Exercise goal
Copy the data precisely, keeping every character.

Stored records
===

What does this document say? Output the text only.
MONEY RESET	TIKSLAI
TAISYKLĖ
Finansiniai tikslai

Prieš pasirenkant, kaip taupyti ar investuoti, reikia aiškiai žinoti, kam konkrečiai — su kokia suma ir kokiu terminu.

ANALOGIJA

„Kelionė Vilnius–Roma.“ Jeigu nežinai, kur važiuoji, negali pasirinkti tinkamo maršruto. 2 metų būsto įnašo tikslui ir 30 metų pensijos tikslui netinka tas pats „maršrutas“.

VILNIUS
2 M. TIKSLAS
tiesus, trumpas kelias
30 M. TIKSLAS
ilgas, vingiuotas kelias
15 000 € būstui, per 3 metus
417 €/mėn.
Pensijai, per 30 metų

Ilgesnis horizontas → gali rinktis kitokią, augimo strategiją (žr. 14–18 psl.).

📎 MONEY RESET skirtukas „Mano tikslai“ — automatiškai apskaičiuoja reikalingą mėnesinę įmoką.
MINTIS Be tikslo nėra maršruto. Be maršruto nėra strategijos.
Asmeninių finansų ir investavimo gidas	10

===

Result for this exercise
What does this document say? Output the text only.
MONEY RESET	TIKSLAI
TAISYKLĖ
Finansiniai tikslai

Prieš pasirenkant, kaip taupyti ar investuoti, reikia aiškiai žinoti, kam konkrečiai — su kokia suma ir kokiu terminu.

ANALOGIJA

„Kelionė Vilnius–Roma.“ Jeigu nežinai, kur važiuoji, negali pasirinkti tinkamo maršruto. 2 metų būsto įnašo tikslui ir 30 metų pensijos tikslui netinka tas pats „maršrutas“.

VILNIUS
2 M. TIKSLAS
tiesus, trumpas kelias
30 M. TIKSLAS
ilgas, vingiuotas kelias
15 000 € būstui, per 3 metus
417 €/mėn.
Pensijai, per 30 metų

Ilgesnis horizontas → gali rinktis kitokią, augimo strategiją (žr. 14–18 psl.).

📎 MONEY RESET skirtukas „Mano tikslai“ — automatiškai apskaičiuoja reikalingą mėnesinę įmoką.
MINTIS Be tikslo nėra maršruto. Be maršruto nėra strategijos.
Asmeninių finansų ir investavimo gidas	10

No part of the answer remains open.